▶ _Set problem_
Below are some records. Pull every line that contains the word "cereal".

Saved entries
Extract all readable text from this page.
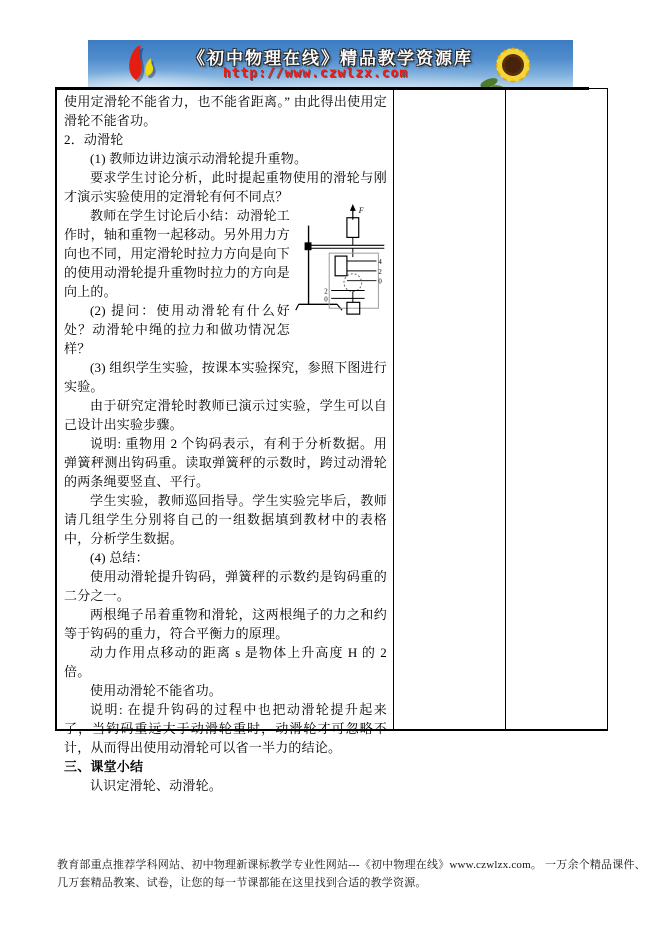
《初中物理在线》精品教学资源库
http://www.czwlzx.com

使用定滑轮不能省力，也不能省距离。” 由此得出使用定滑轮不能省功。

2．动滑轮

(1) 教师边讲边演示动滑轮提升重物。

要求学生讨论分析，此时提起重物使用的滑轮与刚才演示实验使用的定滑轮有何不同点？

F
4
2
0
2
0

教师在学生讨论后小结：动滑轮工作时，轴和重物一起移动。另外用力方向也不同，用定滑轮时拉力方向是向下的使用动滑轮提升重物时拉力的方向是向上的。

(2) 提问：使用动滑轮有什么好处？动滑轮中绳的拉力和做功情况怎样？

(3) 组织学生实验，按课本实验探究，参照下图进行实验。

由于研究定滑轮时教师已演示过实验，学生可以自己设计出实验步骤。

说明: 重物用 2 个钩码表示，有利于分析数据。用弹簧秤测出钩码重。读取弹簧秤的示数时，跨过动滑轮的两条绳要竖直、平行。

学生实验，教师巡回指导。学生实验完毕后，教师请几组学生分别将自己的一组数据填到教材中的表格中，分析学生数据。

(4) 总结：

使用动滑轮提升钩码，弹簧秤的示数约是钩码重的二分之一。

两根绳子吊着重物和滑轮，这两根绳子的力之和约等于钩码的重力，符合平衡力的原理。

动力作用点移动的距离 s 是物体上升高度 H 的 2 倍。

使用动滑轮不能省功。

说明: 在提升钩码的过程中也把动滑轮提升起来了，当钩码重远大于动滑轮重时，动滑轮才可忽略不计，从而得出使用动滑轮可以省一半力的结论。

三、课堂小结

认识定滑轮、动滑轮。

教育部重点推荐学科网站、初中物理新课标教学专业性网站---《初中物理在线》www.czwlzx.com。 一万余个精品课件、
几万套精品教案、试卷，让您的每一节课都能在这里找到合适的教学资源。
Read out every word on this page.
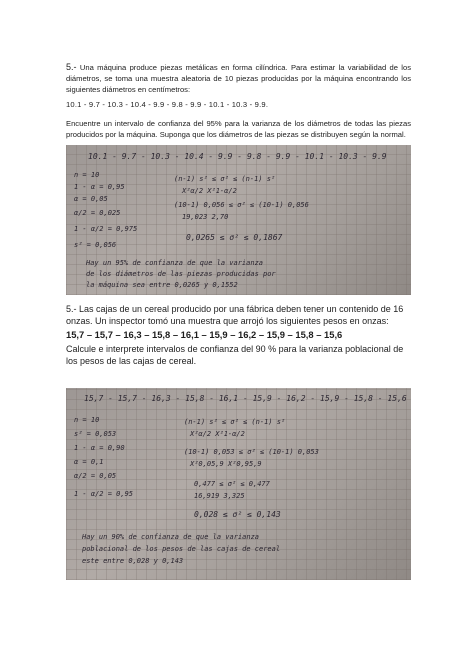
5.- Una máquina produce piezas metálicas en forma cilíndrica. Para estimar la variabilidad de los diámetros, se toma una muestra aleatoria de 10 piezas producidas por la máquina encontrando los siguientes diámetros en centímetros:
10.1 - 9.7 - 10.3 - 10.4 - 9.9 - 9.8 - 9.9 - 10.1 - 10.3 - 9.9.
Encuentre un intervalo de confianza del 95% para la varianza de los diámetros de todas las piezas producidos por la máquina. Suponga que los diámetros de las piezas se distribuyen según la normal.
10.1 - 9.7 - 10.3 - 10.4 - 9.9 - 9.8 - 9.9 - 10.1 - 10.3 - 9.9
n = 10
1 - α = 0,95
α = 0,05
α/2 = 0,025
1 - α/2 = 0,975
s² = 0,056
(n-1) s² ≤ σ² ≤ (n-1) s²
X²α/2 X²1-α/2
(10-1) 0,056 ≤ σ² ≤ (10-1) 0,056
19,023 2,70
0,0265 ≤ σ² ≤ 0,1867
Hay un 95% de confianza de que la varianza
de los diámetros de las piezas producidas por
la máquina sea entre 0,0265 y 0,1552
5.- Las cajas de un cereal producido por una fábrica deben tener un contenido de 16 onzas. Un inspector tomó una muestra que arrojó los siguientes pesos en onzas:
15,7 – 15,7 – 16,3 – 15,8 – 16,1 – 15,9 – 16,2 – 15,9 – 15,8 – 15,6
Calcule e interprete intervalos de confianza del 90 % para la varianza poblacional de los pesos de las cajas de cereal.
15,7 - 15,7 - 16,3 - 15,8 - 16,1 - 15,9 - 16,2 - 15,9 - 15,8 - 15,6
n = 10
s² = 0,053
1 - α = 0,90
α = 0,1
α/2 = 0,05
1 - α/2 = 0,95
(n-1) s² ≤ σ² ≤ (n-1) s²
X²α/2 X²1-α/2
(10-1) 0,053 ≤ σ² ≤ (10-1) 0,053
X²0,05,9 X²0,95,9
0,477 ≤ σ² ≤ 0,477
16,919 3,325
0,028 ≤ σ² ≤ 0,143
Hay un 90% de confianza de que la varianza
poblacional de los pesos de las cajas de cereal
este entre 0,028 y 0,143
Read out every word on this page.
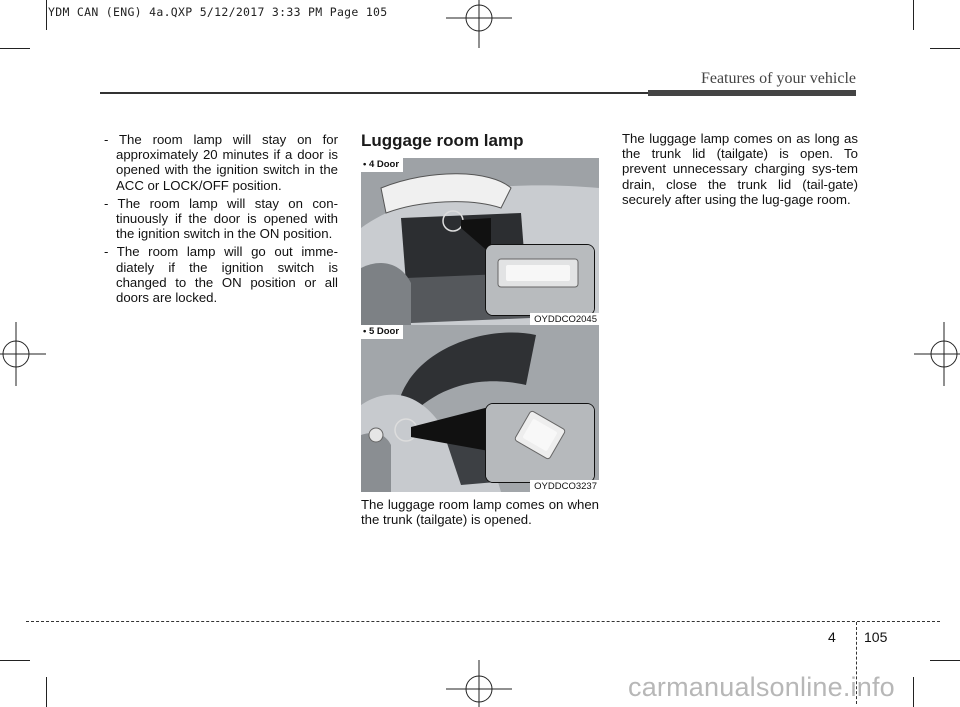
YDM CAN (ENG) 4a.QXP 5/12/2017 3:33 PM Page 105
Features of your vehicle

- The room lamp will stay on for approximately 20 minutes if a door is opened with the ignition switch in the ACC or LOCK/OFF position.

- The room lamp will stay on con-tinuously if the door is opened with the ignition switch in the ON position.

- The room lamp will go out imme-diately if the ignition switch is changed to the ON position or all doors are locked.

Luggage room lamp
• 4 Door
OYDDCO2045
• 5 Door
OYDDCO3237
The luggage room lamp comes on when the trunk (tailgate) is opened.
The luggage lamp comes on as long as the trunk lid (tailgate) is open. To prevent unnecessary charging sys-tem drain, close the trunk lid (tail-gate) securely after using the lug-gage room.
4 105
carmanualsonline.info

▶ _Result below_
5.- Las cajas de un cereal producido por una fábrica deben tener un contenido de 16 onzas. Un inspector tomó una muestra que arrojó los siguientes pesos en onzas:
Calcule e interprete intervalos de confianza del 90 % para la varianza poblacional de los pesos de las cajas de cereal.
poblacional de los pesos de las cajas de cereal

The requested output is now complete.